*The problem*:
Wherever the word "категориям" appears in the entries, copy the whole line.

*Provided entries*:
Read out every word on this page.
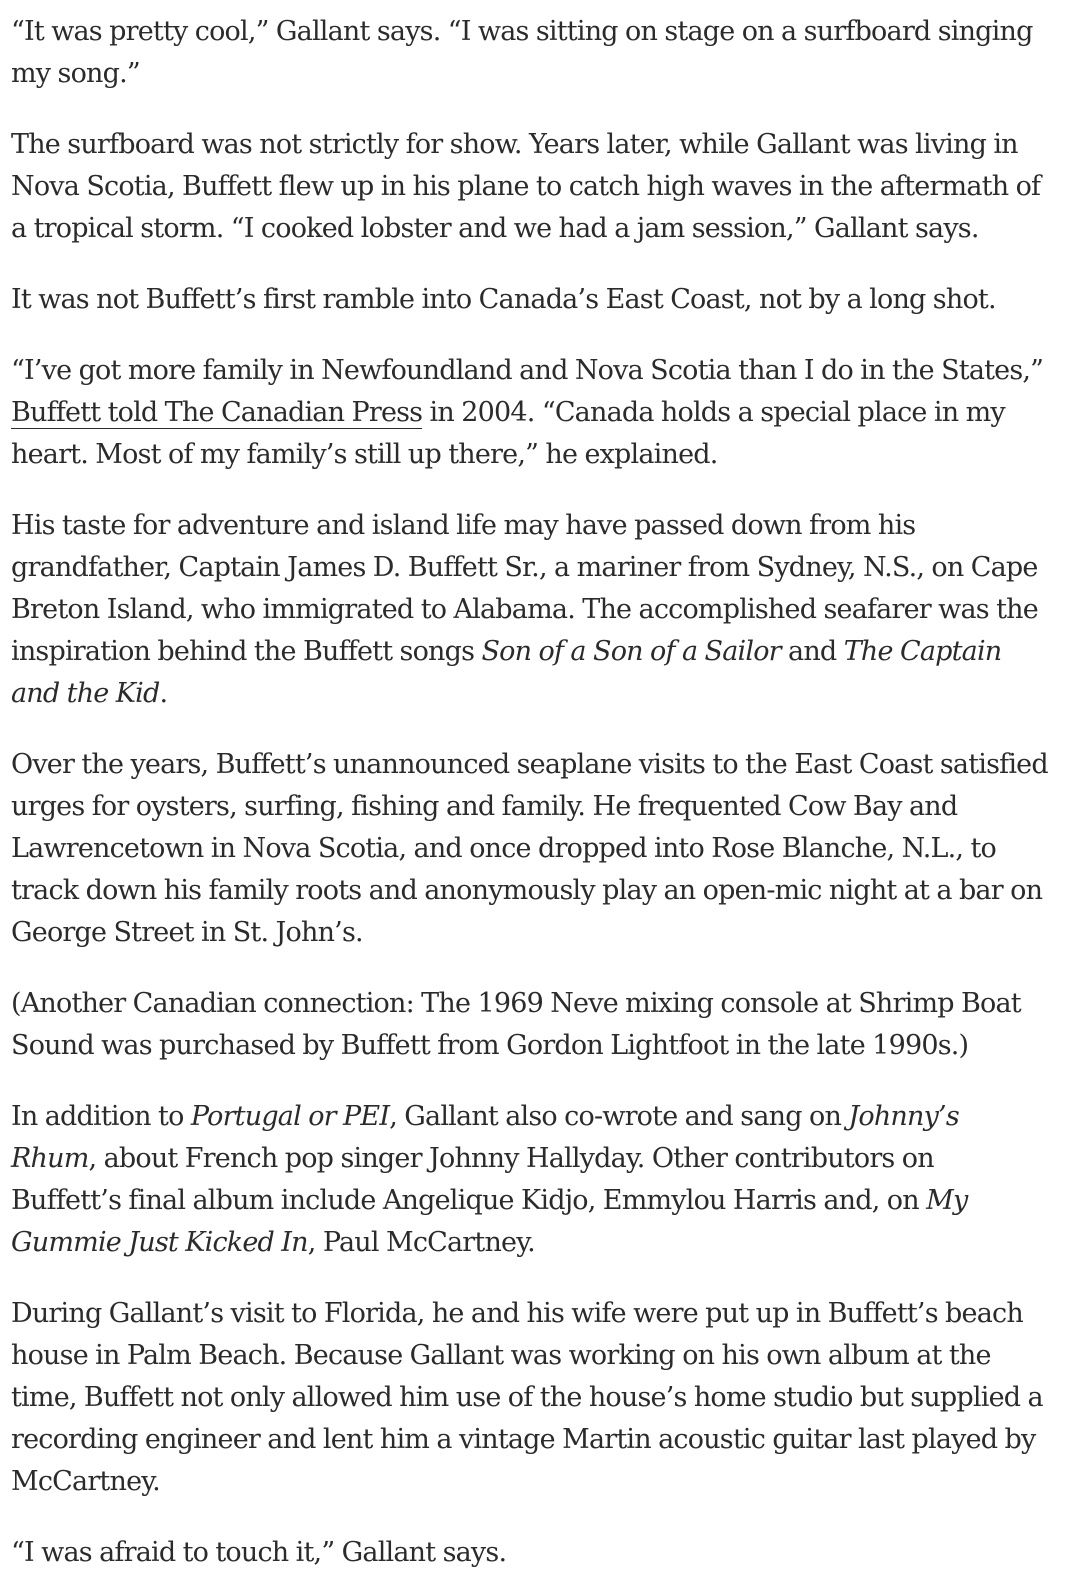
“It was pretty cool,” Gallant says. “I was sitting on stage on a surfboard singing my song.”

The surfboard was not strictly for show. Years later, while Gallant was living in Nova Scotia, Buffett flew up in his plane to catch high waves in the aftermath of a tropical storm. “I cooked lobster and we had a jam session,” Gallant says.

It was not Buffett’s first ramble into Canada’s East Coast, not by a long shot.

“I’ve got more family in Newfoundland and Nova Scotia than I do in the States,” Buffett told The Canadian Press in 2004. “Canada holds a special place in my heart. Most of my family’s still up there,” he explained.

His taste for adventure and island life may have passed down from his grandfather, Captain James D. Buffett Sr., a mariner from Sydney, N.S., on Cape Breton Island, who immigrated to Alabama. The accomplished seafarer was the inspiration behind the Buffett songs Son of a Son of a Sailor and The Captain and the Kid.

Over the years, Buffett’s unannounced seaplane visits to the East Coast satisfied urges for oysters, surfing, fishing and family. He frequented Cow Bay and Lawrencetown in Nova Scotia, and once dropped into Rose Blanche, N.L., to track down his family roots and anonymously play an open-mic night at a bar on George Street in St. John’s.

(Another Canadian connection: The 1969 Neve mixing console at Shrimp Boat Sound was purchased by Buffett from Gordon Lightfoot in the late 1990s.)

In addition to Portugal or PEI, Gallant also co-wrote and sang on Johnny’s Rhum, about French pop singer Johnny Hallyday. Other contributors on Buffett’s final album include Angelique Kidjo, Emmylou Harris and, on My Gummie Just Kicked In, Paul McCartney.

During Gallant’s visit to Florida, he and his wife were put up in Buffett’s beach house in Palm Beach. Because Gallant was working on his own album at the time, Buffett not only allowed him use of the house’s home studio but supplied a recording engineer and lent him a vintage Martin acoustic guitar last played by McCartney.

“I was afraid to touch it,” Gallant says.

--

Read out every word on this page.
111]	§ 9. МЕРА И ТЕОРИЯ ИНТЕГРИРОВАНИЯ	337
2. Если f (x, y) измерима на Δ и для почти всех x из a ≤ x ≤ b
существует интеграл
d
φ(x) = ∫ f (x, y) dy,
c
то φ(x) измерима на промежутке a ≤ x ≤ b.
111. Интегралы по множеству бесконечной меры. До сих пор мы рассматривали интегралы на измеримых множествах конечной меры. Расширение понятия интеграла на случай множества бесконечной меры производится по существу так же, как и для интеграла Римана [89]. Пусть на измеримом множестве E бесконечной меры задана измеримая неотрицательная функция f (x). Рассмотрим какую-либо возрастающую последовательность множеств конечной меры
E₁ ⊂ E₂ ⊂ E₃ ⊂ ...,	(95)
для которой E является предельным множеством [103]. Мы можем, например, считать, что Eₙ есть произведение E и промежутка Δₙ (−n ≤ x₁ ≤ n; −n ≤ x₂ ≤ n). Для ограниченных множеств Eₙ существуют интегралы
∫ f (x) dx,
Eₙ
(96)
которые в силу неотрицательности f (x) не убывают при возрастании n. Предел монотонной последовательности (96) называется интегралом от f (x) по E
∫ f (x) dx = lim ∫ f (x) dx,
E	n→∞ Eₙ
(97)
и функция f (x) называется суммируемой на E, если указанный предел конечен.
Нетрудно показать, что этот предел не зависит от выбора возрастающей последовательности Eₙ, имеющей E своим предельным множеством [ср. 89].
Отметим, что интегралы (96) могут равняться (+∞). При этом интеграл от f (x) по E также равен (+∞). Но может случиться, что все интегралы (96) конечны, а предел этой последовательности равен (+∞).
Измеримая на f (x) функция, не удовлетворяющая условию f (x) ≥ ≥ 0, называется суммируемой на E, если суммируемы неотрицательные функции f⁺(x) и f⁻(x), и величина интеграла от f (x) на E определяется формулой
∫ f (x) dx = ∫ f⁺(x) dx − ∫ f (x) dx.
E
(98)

...

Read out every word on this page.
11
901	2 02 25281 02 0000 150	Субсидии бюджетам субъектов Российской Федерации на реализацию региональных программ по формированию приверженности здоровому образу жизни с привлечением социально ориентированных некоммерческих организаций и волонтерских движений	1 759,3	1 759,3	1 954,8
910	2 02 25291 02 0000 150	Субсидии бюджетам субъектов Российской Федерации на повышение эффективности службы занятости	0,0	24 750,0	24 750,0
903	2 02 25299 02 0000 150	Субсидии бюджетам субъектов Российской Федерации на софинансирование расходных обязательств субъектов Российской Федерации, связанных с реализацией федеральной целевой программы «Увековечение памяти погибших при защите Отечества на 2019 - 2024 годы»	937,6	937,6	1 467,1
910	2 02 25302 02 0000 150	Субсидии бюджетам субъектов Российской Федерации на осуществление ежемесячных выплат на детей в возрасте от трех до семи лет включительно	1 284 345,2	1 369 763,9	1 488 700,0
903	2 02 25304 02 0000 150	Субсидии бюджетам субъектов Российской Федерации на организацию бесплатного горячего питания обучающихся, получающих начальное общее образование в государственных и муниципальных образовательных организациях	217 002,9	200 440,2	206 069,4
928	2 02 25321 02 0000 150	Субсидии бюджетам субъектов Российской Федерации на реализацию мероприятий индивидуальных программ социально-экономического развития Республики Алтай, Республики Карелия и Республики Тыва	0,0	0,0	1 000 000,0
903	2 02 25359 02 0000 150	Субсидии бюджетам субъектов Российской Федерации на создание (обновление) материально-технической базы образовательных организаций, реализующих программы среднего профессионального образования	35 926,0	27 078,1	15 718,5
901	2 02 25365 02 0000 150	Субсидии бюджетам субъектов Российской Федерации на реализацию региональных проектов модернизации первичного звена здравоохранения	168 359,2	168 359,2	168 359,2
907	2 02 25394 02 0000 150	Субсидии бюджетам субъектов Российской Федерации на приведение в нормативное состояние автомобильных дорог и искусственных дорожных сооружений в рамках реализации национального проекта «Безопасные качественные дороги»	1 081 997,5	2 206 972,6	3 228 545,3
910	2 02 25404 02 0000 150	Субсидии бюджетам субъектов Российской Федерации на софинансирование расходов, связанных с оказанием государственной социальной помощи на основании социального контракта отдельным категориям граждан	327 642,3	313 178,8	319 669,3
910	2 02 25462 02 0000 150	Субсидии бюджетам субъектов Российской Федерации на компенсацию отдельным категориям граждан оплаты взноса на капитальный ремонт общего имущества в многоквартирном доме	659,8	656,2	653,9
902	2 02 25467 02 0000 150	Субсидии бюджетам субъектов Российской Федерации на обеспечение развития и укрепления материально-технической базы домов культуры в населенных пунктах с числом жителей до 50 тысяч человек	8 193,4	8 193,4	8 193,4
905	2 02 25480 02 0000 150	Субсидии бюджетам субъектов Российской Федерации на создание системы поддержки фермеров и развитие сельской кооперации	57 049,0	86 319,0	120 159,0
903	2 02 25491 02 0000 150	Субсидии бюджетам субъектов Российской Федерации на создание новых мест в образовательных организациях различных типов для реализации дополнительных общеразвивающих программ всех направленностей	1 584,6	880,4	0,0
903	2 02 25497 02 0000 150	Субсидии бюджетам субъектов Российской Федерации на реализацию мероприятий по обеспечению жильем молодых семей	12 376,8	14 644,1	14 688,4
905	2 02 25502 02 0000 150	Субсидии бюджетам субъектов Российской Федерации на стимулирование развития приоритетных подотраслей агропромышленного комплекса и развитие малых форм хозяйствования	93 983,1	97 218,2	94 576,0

*Result for this task*:
910	2 02 25404 02 0000 150	Субсидии бюджетам субъектов Российской Федерации на софинансирование расходов, связанных с оказанием государственной социальной помощи на основании социального контракта отдельным категориям граждан	327 642,3	313 178,8	319 669,3
910	2 02 25462 02 0000 150	Субсидии бюджетам субъектов Российской Федерации на компенсацию отдельным категориям граждан оплаты взноса на капитальный ремонт общего имущества в многоквартирном доме	659,8	656,2	653,9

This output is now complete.